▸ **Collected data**
○ ○ ○ ○ ○
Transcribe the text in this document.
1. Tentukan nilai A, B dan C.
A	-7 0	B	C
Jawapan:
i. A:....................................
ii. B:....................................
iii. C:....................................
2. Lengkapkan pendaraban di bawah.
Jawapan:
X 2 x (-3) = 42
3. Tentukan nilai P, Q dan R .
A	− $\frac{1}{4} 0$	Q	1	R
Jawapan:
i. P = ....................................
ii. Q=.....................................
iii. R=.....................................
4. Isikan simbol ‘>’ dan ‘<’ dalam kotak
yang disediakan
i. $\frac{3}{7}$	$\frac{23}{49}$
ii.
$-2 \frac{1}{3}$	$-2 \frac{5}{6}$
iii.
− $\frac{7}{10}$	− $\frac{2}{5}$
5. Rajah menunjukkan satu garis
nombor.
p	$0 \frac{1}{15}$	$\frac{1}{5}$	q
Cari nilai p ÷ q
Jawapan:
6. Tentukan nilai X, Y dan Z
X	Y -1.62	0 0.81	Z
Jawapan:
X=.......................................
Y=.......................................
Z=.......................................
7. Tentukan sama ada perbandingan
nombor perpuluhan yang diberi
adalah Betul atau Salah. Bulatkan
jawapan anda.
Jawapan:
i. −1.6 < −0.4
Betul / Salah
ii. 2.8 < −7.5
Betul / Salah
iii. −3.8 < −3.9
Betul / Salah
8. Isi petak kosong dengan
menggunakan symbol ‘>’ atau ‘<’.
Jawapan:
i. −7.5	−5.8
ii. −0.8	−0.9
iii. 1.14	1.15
○ ○ ○ ○ ○
▸ **Given exercise**
Extract each line from the listing above, please, and repeat it exactly.

▸ **Answer to this task**
Transcribe the text in this document.
1. Tentukan nilai A, B dan C.
A	-7 0	B	C
Jawapan:
i. A:....................................
ii. B:....................................
iii. C:....................................
2. Lengkapkan pendaraban di bawah.
Jawapan:
X 2 x (-3) = 42
3. Tentukan nilai P, Q dan R .
A	− $\frac{1}{4} 0$	Q	1	R
Jawapan:
i. P = ....................................
ii. Q=.....................................
iii. R=.....................................
4. Isikan simbol ‘>’ dan ‘<’ dalam kotak
yang disediakan
i. $\frac{3}{7}$	$\frac{23}{49}$
ii.
$-2 \frac{1}{3}$	$-2 \frac{5}{6}$
iii.
− $\frac{7}{10}$	− $\frac{2}{5}$
5. Rajah menunjukkan satu garis
nombor.
p	$0 \frac{1}{15}$	$\frac{1}{5}$	q
Cari nilai p ÷ q
Jawapan:
6. Tentukan nilai X, Y dan Z
X	Y -1.62	0 0.81	Z
Jawapan:
X=.......................................
Y=.......................................
Z=.......................................
7. Tentukan sama ada perbandingan
nombor perpuluhan yang diberi
adalah Betul atau Salah. Bulatkan
jawapan anda.
Jawapan:
i. −1.6 < −0.4
Betul / Salah
ii. 2.8 < −7.5
Betul / Salah
iii. −3.8 < −3.9
Betul / Salah
8. Isi petak kosong dengan
menggunakan symbol ‘>’ atau ‘<’.
Jawapan:
i. −7.5	−5.8
ii. −0.8	−0.9
iii. 1.14	1.15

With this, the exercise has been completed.